To be done →
Pull out every line from the listing that has the word "title".
Start of Records shown
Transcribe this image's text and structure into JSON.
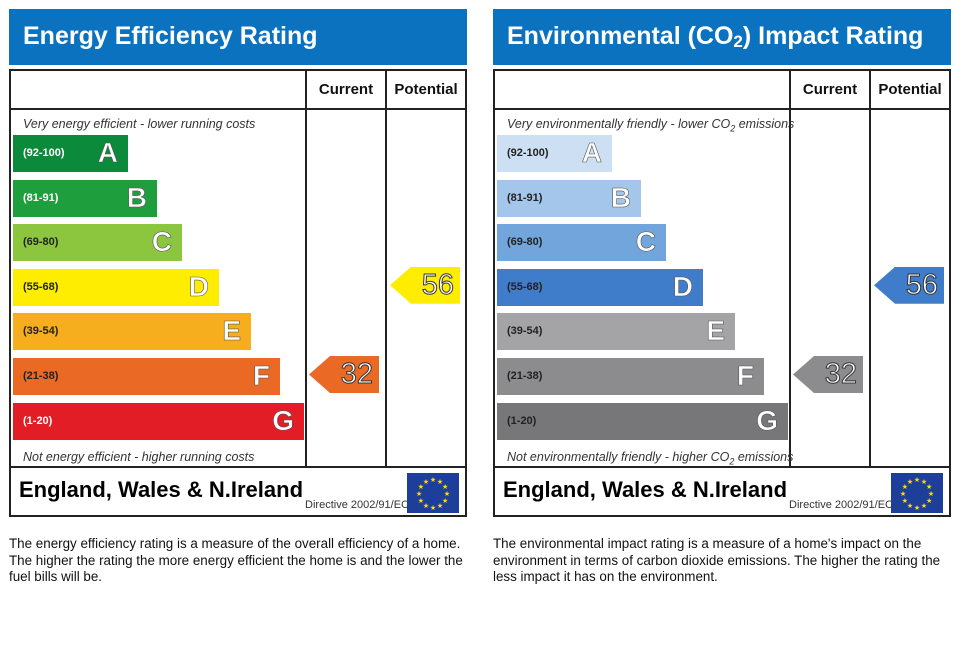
{
  "chart_data": [
    {
      "type": "bar",
      "title": "Energy Efficiency Rating",
      "columns": [
        "Current",
        "Potential"
      ],
      "top_note": "Very energy efficient - lower running costs",
      "bottom_note": "Not energy efficient - higher running costs",
      "bands": [
        {
          "range": "(92-100)",
          "letter": "A",
          "color": "#0c8a3c"
        },
        {
          "range": "(81-91)",
          "letter": "B",
          "color": "#1f9e3e"
        },
        {
          "range": "(69-80)",
          "letter": "C",
          "color": "#8cc63f"
        },
        {
          "range": "(55-68)",
          "letter": "D",
          "color": "#ffed00"
        },
        {
          "range": "(39-54)",
          "letter": "E",
          "color": "#f6ae1e"
        },
        {
          "range": "(21-38)",
          "letter": "F",
          "color": "#ea6a25"
        },
        {
          "range": "(1-20)",
          "letter": "G",
          "color": "#e21d25"
        }
      ],
      "current": 32,
      "potential": 56,
      "region": "England, Wales & N.Ireland",
      "directive": "Directive 2002/91/EC",
      "description": "The energy efficiency rating is a measure of the overall efficiency of a home. The higher the rating the more energy efficient the home is and the lower the fuel bills will be."
    },
    {
      "type": "bar",
      "title": "Environmental (CO2) Impact Rating",
      "columns": [
        "Current",
        "Potential"
      ],
      "top_note": "Very environmentally friendly - lower CO2 emissions",
      "bottom_note": "Not environmentally friendly - higher CO2 emissions",
      "bands": [
        {
          "range": "(92-100)",
          "letter": "A",
          "color": "#cde0f3"
        },
        {
          "range": "(81-91)",
          "letter": "B",
          "color": "#a3c6ea"
        },
        {
          "range": "(69-80)",
          "letter": "C",
          "color": "#72a5dc"
        },
        {
          "range": "(55-68)",
          "letter": "D",
          "color": "#3f7dcb"
        },
        {
          "range": "(39-54)",
          "letter": "E",
          "color": "#a4a4a6"
        },
        {
          "range": "(21-38)",
          "letter": "F",
          "color": "#8c8c8e"
        },
        {
          "range": "(1-20)",
          "letter": "G",
          "color": "#77777a"
        }
      ],
      "current": 32,
      "potential": 56,
      "region": "England, Wales & N.Ireland",
      "directive": "Directive 2002/91/EC",
      "description": "The environmental impact rating is a measure of a home's impact on the environment in terms of carbon dioxide emissions. The higher the rating the less impact it has on the environment."
    }
  ]
}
End of Records shown
Response for this exercise →
      "title": "Energy Efficiency Rating",
      "title": "Environmental (CO2) Impact Rating",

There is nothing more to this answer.